--- start Entries provided ---

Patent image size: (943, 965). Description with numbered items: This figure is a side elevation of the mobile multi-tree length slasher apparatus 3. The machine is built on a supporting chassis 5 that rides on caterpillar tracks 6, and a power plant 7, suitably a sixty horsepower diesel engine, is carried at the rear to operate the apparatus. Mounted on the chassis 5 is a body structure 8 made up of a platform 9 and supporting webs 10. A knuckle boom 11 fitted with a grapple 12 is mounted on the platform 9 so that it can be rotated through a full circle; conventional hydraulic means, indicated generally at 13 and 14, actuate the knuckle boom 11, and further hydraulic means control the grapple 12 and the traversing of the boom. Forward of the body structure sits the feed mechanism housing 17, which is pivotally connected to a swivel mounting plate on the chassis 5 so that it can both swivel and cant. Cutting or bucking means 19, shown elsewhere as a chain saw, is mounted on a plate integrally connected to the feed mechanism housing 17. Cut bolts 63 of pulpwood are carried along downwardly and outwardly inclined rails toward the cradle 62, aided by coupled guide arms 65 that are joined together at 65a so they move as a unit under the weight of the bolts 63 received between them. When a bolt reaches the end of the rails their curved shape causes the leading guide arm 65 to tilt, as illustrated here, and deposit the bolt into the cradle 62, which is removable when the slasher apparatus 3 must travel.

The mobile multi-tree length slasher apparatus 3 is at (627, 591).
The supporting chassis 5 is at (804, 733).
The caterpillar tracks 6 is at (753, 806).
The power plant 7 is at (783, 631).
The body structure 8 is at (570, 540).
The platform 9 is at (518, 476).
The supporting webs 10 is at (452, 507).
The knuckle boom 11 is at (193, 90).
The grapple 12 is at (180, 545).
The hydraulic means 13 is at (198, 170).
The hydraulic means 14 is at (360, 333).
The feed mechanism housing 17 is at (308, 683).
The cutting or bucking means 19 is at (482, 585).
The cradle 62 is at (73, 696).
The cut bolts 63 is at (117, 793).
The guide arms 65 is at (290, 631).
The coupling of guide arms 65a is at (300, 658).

--- end Entries provided ---

Aim: Can you retype every one of the stored entries above word for word?

Full solution:
Patent image size: (943, 965). Description with numbered items: This figure is a side elevation of the mobile multi-tree length slasher apparatus 3. The machine is built on a supporting chassis 5 that rides on caterpillar tracks 6, and a power plant 7, suitably a sixty horsepower diesel engine, is carried at the rear to operate the apparatus. Mounted on the chassis 5 is a body structure 8 made up of a platform 9 and supporting webs 10. A knuckle boom 11 fitted with a grapple 12 is mounted on the platform 9 so that it can be rotated through a full circle; conventional hydraulic means, indicated generally at 13 and 14, actuate the knuckle boom 11, and further hydraulic means control the grapple 12 and the traversing of the boom. Forward of the body structure sits the feed mechanism housing 17, which is pivotally connected to a swivel mounting plate on the chassis 5 so that it can both swivel and cant. Cutting or bucking means 19, shown elsewhere as a chain saw, is mounted on a plate integrally connected to the feed mechanism housing 17. Cut bolts 63 of pulpwood are carried along downwardly and outwardly inclined rails toward the cradle 62, aided by coupled guide arms 65 that are joined together at 65a so they move as a unit under the weight of the bolts 63 received between them. When a bolt reaches the end of the rails their curved shape causes the leading guide arm 65 to tilt, as illustrated here, and deposit the bolt into the cradle 62, which is removable when the slasher apparatus 3 must travel.

The mobile multi-tree length slasher apparatus 3 is at (627, 591).
The supporting chassis 5 is at (804, 733).
The caterpillar tracks 6 is at (753, 806).
The power plant 7 is at (783, 631).
The body structure 8 is at (570, 540).
The platform 9 is at (518, 476).
The supporting webs 10 is at (452, 507).
The knuckle boom 11 is at (193, 90).
The grapple 12 is at (180, 545).
The hydraulic means 13 is at (198, 170).
The hydraulic means 14 is at (360, 333).
The feed mechanism housing 17 is at (308, 683).
The cutting or bucking means 19 is at (482, 585).
The cradle 62 is at (73, 696).
The cut bolts 63 is at (117, 793).
The guide arms 65 is at (290, 631).
The coupling of guide arms 65a is at (300, 658).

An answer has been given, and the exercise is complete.